» Brief:
Write each line out again exactly as written.
======== Material provided
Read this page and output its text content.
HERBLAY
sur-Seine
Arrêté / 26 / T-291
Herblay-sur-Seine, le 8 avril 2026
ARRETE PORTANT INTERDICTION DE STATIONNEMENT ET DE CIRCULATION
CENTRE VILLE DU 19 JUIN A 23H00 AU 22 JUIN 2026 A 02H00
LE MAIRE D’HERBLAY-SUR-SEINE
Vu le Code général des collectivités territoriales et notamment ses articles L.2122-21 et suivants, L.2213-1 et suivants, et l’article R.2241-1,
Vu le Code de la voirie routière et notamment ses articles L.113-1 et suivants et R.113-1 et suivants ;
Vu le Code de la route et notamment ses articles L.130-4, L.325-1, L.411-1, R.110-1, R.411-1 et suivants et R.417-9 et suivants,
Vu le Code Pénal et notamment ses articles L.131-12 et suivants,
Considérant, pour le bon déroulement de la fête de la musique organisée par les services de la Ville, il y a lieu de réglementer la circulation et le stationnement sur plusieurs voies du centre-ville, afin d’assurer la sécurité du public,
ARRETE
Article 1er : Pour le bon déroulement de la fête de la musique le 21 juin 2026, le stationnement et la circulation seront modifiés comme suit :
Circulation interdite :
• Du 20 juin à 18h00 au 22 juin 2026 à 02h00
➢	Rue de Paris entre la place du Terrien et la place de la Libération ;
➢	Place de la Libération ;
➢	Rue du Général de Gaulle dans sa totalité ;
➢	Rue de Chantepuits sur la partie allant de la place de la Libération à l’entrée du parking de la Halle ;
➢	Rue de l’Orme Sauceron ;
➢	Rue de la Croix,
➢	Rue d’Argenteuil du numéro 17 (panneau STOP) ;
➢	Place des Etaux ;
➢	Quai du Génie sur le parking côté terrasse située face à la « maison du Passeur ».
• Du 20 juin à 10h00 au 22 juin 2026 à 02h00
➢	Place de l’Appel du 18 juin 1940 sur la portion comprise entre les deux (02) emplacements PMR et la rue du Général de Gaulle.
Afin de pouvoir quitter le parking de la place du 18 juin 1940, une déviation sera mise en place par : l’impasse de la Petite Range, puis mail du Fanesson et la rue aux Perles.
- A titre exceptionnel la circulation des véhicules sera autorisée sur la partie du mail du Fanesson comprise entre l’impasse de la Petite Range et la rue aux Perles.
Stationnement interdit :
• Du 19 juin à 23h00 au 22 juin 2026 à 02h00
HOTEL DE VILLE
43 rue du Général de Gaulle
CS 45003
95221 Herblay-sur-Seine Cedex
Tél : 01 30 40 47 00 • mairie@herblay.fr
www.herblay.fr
================
» Correct result:
Read this page and output its text content.
HERBLAY
sur-Seine
Arrêté / 26 / T-291
Herblay-sur-Seine, le 8 avril 2026
ARRETE PORTANT INTERDICTION DE STATIONNEMENT ET DE CIRCULATION
CENTRE VILLE DU 19 JUIN A 23H00 AU 22 JUIN 2026 A 02H00
LE MAIRE D’HERBLAY-SUR-SEINE
Vu le Code général des collectivités territoriales et notamment ses articles L.2122-21 et suivants, L.2213-1 et suivants, et l’article R.2241-1,
Vu le Code de la voirie routière et notamment ses articles L.113-1 et suivants et R.113-1 et suivants ;
Vu le Code de la route et notamment ses articles L.130-4, L.325-1, L.411-1, R.110-1, R.411-1 et suivants et R.417-9 et suivants,
Vu le Code Pénal et notamment ses articles L.131-12 et suivants,
Considérant, pour le bon déroulement de la fête de la musique organisée par les services de la Ville, il y a lieu de réglementer la circulation et le stationnement sur plusieurs voies du centre-ville, afin d’assurer la sécurité du public,
ARRETE
Article 1er : Pour le bon déroulement de la fête de la musique le 21 juin 2026, le stationnement et la circulation seront modifiés comme suit :
Circulation interdite :
• Du 20 juin à 18h00 au 22 juin 2026 à 02h00
➢	Rue de Paris entre la place du Terrien et la place de la Libération ;
➢	Place de la Libération ;
➢	Rue du Général de Gaulle dans sa totalité ;
➢	Rue de Chantepuits sur la partie allant de la place de la Libération à l’entrée du parking de la Halle ;
➢	Rue de l’Orme Sauceron ;
➢	Rue de la Croix,
➢	Rue d’Argenteuil du numéro 17 (panneau STOP) ;
➢	Place des Etaux ;
➢	Quai du Génie sur le parking côté terrasse située face à la « maison du Passeur ».
• Du 20 juin à 10h00 au 22 juin 2026 à 02h00
➢	Place de l’Appel du 18 juin 1940 sur la portion comprise entre les deux (02) emplacements PMR et la rue du Général de Gaulle.
Afin de pouvoir quitter le parking de la place du 18 juin 1940, une déviation sera mise en place par : l’impasse de la Petite Range, puis mail du Fanesson et la rue aux Perles.
- A titre exceptionnel la circulation des véhicules sera autorisée sur la partie du mail du Fanesson comprise entre l’impasse de la Petite Range et la rue aux Perles.
Stationnement interdit :
• Du 19 juin à 23h00 au 22 juin 2026 à 02h00
HOTEL DE VILLE
43 rue du Général de Gaulle
CS 45003
95221 Herblay-sur-Seine Cedex
Tél : 01 30 40 47 00 • mairie@herblay.fr
www.herblay.fr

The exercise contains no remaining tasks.